╭─ PROVIDED INFORMATION
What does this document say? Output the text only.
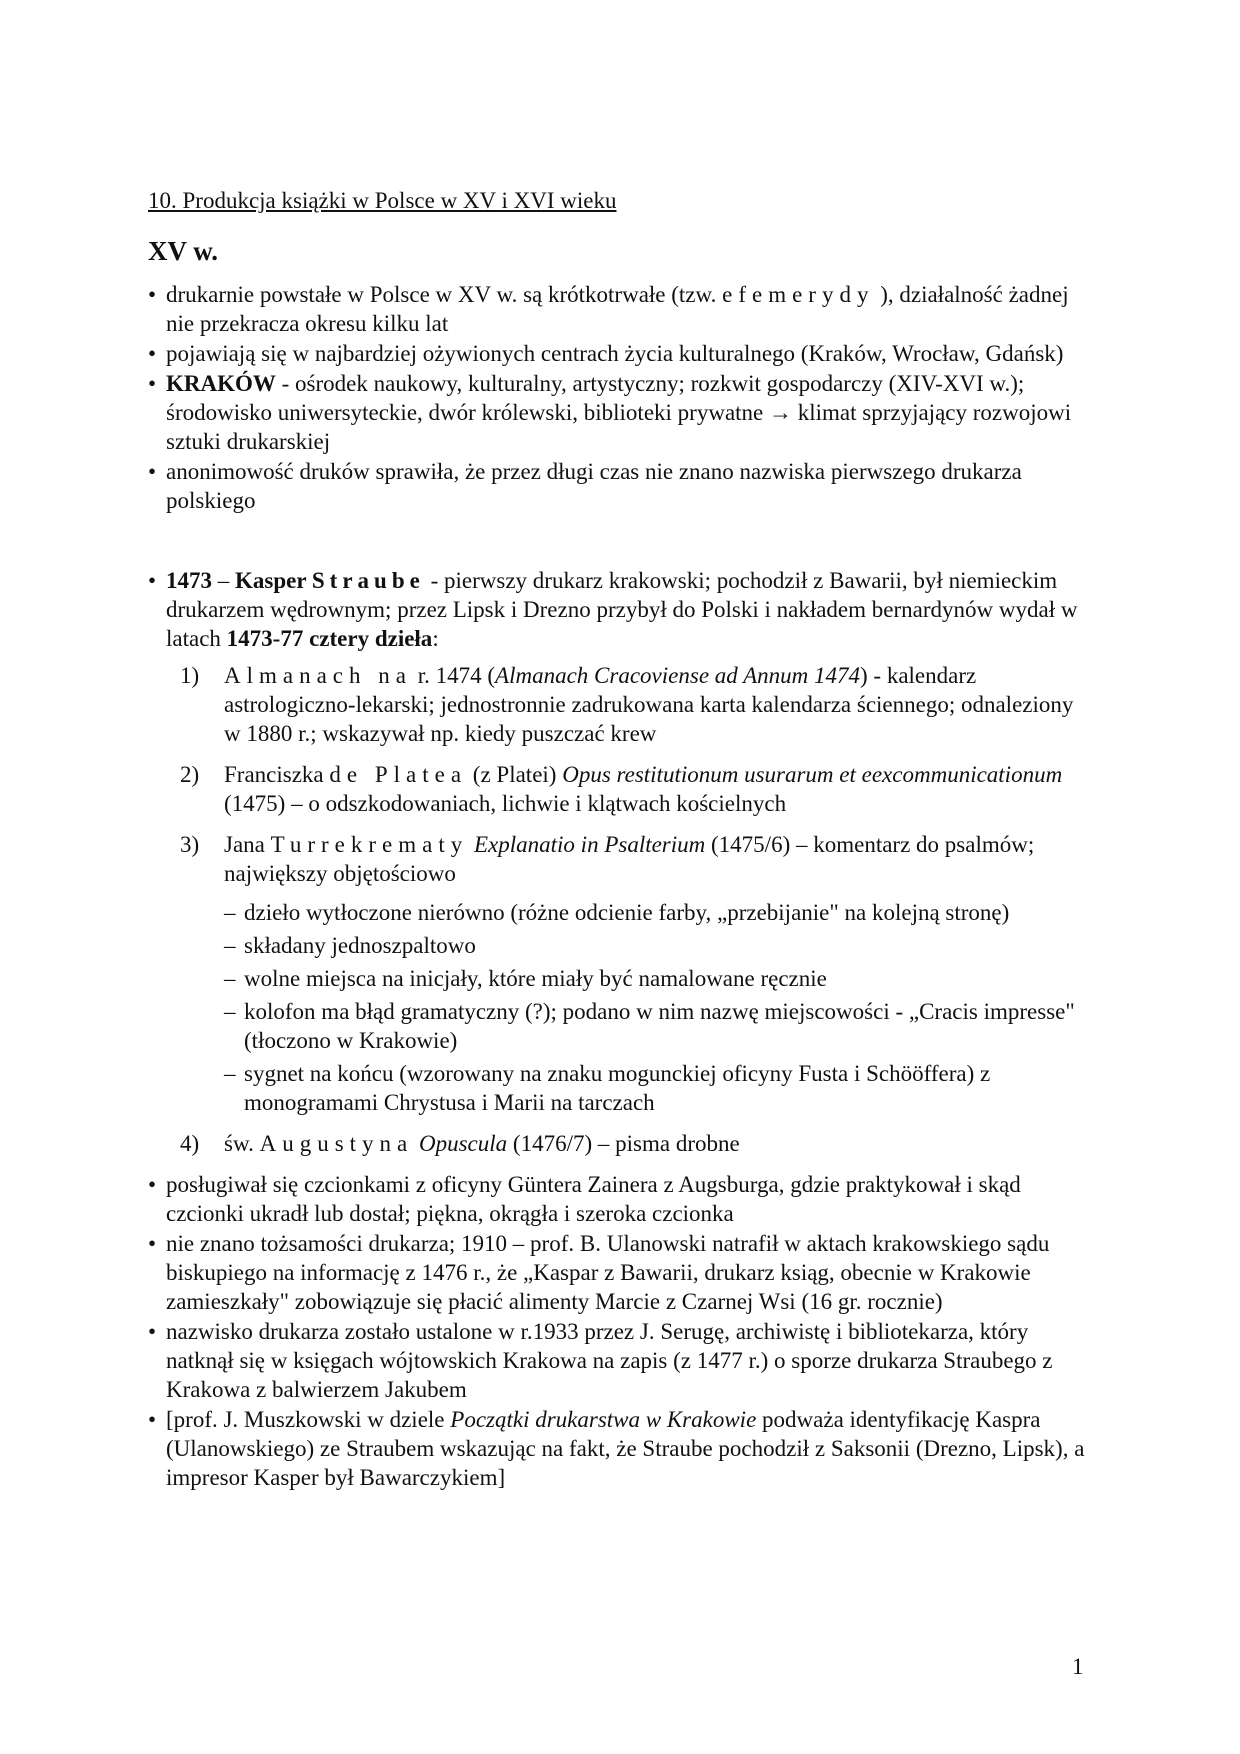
10. Produkcja książki w Polsce w XV i XVI wieku
XV w.
• drukarnie powstałe w Polsce w XV w. są krótkotrwałe (tzw. efemerydy ), działalność żadnej nie przekracza okresu kilku lat
• pojawiają się w najbardziej ożywionych centrach życia kulturalnego (Kraków, Wrocław, Gdańsk)
• KRAKÓW - ośrodek naukowy, kulturalny, artystyczny; rozkwit gospodarczy (XIV-XVI w.); środowisko uniwersyteckie, dwór królewski, biblioteki prywatne → klimat sprzyjający rozwojowi sztuki drukarskiej
• anonimowość druków sprawiła, że przez długi czas nie znano nazwiska pierwszego drukarza polskiego
• 1473 – Kasper Straube - pierwszy drukarz krakowski; pochodził z Bawarii, był niemieckim drukarzem wędrownym; przez Lipsk i Drezno przybył do Polski i nakładem bernardynów wydał w latach 1473-77 cztery dzieła:
1) Almanach na r. 1474 (Almanach Cracoviense ad Annum 1474) - kalendarz astrologiczno-lekarski; jednostronnie zadrukowana karta kalendarza ściennego; odnaleziony w 1880 r.; wskazywał np. kiedy puszczać krew
2) Franciszka de Platea (z Platei) Opus restitutionum usurarum et eexcommunicationum (1475) – o odszkodowaniach, lichwie i klątwach kościelnych
3) Jana Turrekrematy Explanatio in Psalterium (1475/6) – komentarz do psalmów; największy objętościowo
– dzieło wytłoczone nierówno (różne odcienie farby, „przebijanie" na kolejną stronę)
– składany jednoszpaltowo
– wolne miejsca na inicjały, które miały być namalowane ręcznie
– kolofon ma błąd gramatyczny (?); podano w nim nazwę miejscowości - „Cracis impresse" (tłoczono w Krakowie)
– sygnet na końcu (wzorowany na znaku mogunckiej oficyny Fusta i Schööffera) z monogramami Chrystusa i Marii na tarczach
4) św. Augustyna Opuscula (1476/7) – pisma drobne
• posługiwał się czcionkami z oficyny Güntera Zainera z Augsburga, gdzie praktykował i skąd czcionki ukradł lub dostał; piękna, okrągła i szeroka czcionka
• nie znano tożsamości drukarza; 1910 – prof. B. Ulanowski natrafił w aktach krakowskiego sądu biskupiego na informację z 1476 r., że „Kaspar z Bawarii, drukarz ksiąg, obecnie w Krakowie zamieszkały" zobowiązuje się płacić alimenty Marcie z Czarnej Wsi (16 gr. rocznie)
• nazwisko drukarza zostało ustalone w r.1933 przez J. Serugę, archiwistę i bibliotekarza, który natknął się w księgach wójtowskich Krakowa na zapis (z 1477 r.) o sporze drukarza Straubego z Krakowa z balwierzem Jakubem
• [prof. J. Muszkowski w dziele Początki drukarstwa w Krakowie podważa identyfikację Kaspra (Ulanowskiego) ze Straubem wskazując na fakt, że Straube pochodził z Saksonii (Drezno, Lipsk), a impresor Kasper był Bawarczykiem]
1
╰─
-- SET PROBLEM --
Scan the material above for the string "oficyny" and report each line where you find it.

-- CORRECT ANSWER --
– sygnet na końcu (wzorowany na znaku mogunckiej oficyny Fusta i Schööffera) z monogramami Chrystusa i Marii na tarczach
• posługiwał się czcionkami z oficyny Güntera Zainera z Augsburga, gdzie praktykował i skąd czcionki ukradł lub dostał; piękna, okrągła i szeroka czcionka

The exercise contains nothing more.